* _TASK OBJECTIVE_
Put the records, from the first line through the line that contains "brightness-down-icon — [126, 241, 146, 261]", into a Markdown table with the columns Row and Record line. Number each row and leave out blank lines.

* _ENTRIES SHOWN_

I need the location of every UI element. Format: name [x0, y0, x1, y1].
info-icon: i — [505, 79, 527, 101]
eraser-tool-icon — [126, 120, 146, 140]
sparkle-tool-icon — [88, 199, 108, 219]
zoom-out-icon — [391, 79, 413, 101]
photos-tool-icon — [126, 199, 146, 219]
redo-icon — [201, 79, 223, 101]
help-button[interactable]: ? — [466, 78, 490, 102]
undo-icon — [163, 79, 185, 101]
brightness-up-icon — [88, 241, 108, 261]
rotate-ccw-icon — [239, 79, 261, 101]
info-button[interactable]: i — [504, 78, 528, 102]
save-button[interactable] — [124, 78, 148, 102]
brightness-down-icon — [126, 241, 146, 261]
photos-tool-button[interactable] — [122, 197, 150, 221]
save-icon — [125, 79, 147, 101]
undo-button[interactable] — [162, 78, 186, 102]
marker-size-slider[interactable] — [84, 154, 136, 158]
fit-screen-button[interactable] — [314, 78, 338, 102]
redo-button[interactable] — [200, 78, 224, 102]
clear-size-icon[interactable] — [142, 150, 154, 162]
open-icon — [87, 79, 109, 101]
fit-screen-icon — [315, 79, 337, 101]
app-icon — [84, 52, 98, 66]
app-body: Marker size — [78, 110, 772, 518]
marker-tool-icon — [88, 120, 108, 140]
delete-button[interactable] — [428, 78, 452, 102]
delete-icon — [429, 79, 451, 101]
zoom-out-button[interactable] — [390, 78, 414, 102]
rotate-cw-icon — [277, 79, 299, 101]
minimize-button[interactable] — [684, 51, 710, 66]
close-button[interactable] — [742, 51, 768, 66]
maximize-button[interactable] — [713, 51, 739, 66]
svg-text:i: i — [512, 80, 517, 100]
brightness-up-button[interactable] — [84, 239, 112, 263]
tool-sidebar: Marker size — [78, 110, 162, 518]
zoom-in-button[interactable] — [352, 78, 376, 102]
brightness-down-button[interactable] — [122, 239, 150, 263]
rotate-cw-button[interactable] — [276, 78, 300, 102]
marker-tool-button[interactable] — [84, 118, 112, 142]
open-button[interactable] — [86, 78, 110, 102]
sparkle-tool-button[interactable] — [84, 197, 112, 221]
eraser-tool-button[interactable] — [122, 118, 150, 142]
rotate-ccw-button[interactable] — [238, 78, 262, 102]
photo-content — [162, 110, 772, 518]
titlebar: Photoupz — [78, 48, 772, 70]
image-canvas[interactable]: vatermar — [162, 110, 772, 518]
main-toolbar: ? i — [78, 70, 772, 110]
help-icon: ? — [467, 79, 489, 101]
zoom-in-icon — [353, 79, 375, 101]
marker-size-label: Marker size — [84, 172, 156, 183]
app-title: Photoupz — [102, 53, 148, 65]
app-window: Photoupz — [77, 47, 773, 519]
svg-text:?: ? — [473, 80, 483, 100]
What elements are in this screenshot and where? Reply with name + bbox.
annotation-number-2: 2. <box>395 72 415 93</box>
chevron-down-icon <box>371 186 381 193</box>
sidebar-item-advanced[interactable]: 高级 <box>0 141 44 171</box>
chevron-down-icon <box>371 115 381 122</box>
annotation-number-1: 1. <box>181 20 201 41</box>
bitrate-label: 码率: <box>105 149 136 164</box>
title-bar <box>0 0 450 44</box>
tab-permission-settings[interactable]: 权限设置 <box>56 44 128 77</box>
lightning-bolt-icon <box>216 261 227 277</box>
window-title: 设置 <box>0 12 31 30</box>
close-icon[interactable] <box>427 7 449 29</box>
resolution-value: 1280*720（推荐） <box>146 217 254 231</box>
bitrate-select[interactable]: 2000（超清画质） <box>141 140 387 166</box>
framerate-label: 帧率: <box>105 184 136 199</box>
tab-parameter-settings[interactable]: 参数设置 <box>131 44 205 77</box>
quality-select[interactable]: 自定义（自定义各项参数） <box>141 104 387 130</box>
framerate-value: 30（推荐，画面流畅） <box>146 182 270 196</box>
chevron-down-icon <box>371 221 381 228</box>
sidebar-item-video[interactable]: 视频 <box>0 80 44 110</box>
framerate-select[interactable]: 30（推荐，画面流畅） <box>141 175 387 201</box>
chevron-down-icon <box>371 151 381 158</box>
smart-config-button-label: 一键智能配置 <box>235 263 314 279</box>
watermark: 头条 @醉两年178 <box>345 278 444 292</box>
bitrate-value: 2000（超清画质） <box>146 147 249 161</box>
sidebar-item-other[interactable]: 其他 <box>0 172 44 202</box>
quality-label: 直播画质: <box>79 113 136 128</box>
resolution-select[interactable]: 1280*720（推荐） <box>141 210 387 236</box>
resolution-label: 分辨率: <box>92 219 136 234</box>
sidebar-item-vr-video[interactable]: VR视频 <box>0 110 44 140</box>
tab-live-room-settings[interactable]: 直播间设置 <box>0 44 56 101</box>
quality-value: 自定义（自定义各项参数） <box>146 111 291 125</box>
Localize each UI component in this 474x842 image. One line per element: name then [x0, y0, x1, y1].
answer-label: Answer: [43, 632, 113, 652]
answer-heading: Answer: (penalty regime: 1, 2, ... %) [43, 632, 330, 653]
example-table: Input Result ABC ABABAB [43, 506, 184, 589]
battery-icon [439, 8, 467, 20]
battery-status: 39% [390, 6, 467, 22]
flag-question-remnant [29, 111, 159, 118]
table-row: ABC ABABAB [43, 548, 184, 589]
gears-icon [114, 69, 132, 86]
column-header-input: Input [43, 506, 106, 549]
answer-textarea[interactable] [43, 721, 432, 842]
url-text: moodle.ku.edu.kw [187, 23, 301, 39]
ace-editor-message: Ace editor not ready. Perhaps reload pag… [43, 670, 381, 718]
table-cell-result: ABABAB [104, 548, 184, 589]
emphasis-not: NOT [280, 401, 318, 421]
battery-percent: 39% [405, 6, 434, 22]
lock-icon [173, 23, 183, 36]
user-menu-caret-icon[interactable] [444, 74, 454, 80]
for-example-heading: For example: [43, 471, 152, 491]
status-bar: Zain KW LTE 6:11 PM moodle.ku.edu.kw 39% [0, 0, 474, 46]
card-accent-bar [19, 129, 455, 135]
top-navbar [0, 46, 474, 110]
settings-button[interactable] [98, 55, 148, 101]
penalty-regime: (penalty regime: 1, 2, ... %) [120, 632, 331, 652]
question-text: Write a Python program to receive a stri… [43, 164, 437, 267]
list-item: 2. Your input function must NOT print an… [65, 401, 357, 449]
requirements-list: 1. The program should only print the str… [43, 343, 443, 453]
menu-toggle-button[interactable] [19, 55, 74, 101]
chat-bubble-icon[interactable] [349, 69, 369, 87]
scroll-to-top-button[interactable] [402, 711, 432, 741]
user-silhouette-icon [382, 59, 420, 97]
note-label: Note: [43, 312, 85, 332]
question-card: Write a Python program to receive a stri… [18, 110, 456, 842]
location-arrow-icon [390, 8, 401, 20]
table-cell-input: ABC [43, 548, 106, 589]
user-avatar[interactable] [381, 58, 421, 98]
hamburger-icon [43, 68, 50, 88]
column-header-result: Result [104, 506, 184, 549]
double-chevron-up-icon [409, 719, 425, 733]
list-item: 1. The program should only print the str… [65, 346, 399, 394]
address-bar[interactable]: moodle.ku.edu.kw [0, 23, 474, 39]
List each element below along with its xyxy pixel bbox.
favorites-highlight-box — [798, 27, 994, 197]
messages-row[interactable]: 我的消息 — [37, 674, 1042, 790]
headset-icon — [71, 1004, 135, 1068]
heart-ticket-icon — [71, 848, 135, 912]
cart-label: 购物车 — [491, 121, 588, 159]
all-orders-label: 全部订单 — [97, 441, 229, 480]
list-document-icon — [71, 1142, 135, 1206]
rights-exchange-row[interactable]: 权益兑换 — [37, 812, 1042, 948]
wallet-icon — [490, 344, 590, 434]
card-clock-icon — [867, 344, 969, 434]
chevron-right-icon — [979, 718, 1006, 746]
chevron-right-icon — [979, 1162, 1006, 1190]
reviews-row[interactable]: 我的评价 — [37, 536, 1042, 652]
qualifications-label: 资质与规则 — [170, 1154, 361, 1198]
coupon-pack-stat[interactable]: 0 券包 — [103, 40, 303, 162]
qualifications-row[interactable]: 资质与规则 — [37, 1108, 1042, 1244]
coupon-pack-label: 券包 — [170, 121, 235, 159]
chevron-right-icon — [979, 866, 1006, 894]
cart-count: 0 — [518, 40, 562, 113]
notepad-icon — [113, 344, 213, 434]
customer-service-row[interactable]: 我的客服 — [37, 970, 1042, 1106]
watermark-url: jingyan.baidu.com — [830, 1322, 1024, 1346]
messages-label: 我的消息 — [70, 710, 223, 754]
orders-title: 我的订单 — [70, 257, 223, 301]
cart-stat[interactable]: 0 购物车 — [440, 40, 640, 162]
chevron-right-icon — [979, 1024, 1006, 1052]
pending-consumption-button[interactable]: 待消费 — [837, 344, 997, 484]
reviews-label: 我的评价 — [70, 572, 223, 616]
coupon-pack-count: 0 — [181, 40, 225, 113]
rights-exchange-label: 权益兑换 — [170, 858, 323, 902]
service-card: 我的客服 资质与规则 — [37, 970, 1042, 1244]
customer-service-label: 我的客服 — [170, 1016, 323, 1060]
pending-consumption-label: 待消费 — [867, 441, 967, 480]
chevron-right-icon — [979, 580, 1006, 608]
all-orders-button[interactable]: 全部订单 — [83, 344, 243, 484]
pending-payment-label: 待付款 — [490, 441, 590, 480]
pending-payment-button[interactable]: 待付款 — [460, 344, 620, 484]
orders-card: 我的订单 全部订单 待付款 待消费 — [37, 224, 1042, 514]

* _RESULT_
| Row | Record line |
|---|---|
| 1 | I need the location of every UI element. Format: name [x0, y0, x1, y1]. |
| 2 | info-icon: i — [505, 79, 527, 101] |
| 3 | eraser-tool-icon — [126, 120, 146, 140] |
| 4 | sparkle-tool-icon — [88, 199, 108, 219] |
| 5 | zoom-out-icon — [391, 79, 413, 101] |
| 6 | photos-tool-icon — [126, 199, 146, 219] |
| 7 | redo-icon — [201, 79, 223, 101] |
| 8 | help-button[interactable]: ? — [466, 78, 490, 102] |
| 9 | undo-icon — [163, 79, 185, 101] |
| 10 | brightness-up-icon — [88, 241, 108, 261] |
| 11 | rotate-ccw-icon — [239, 79, 261, 101] |
| 12 | info-button[interactable]: i — [504, 78, 528, 102] |
| 13 | save-button[interactable] — [124, 78, 148, 102] |
| 14 | brightness-down-icon — [126, 241, 146, 261] |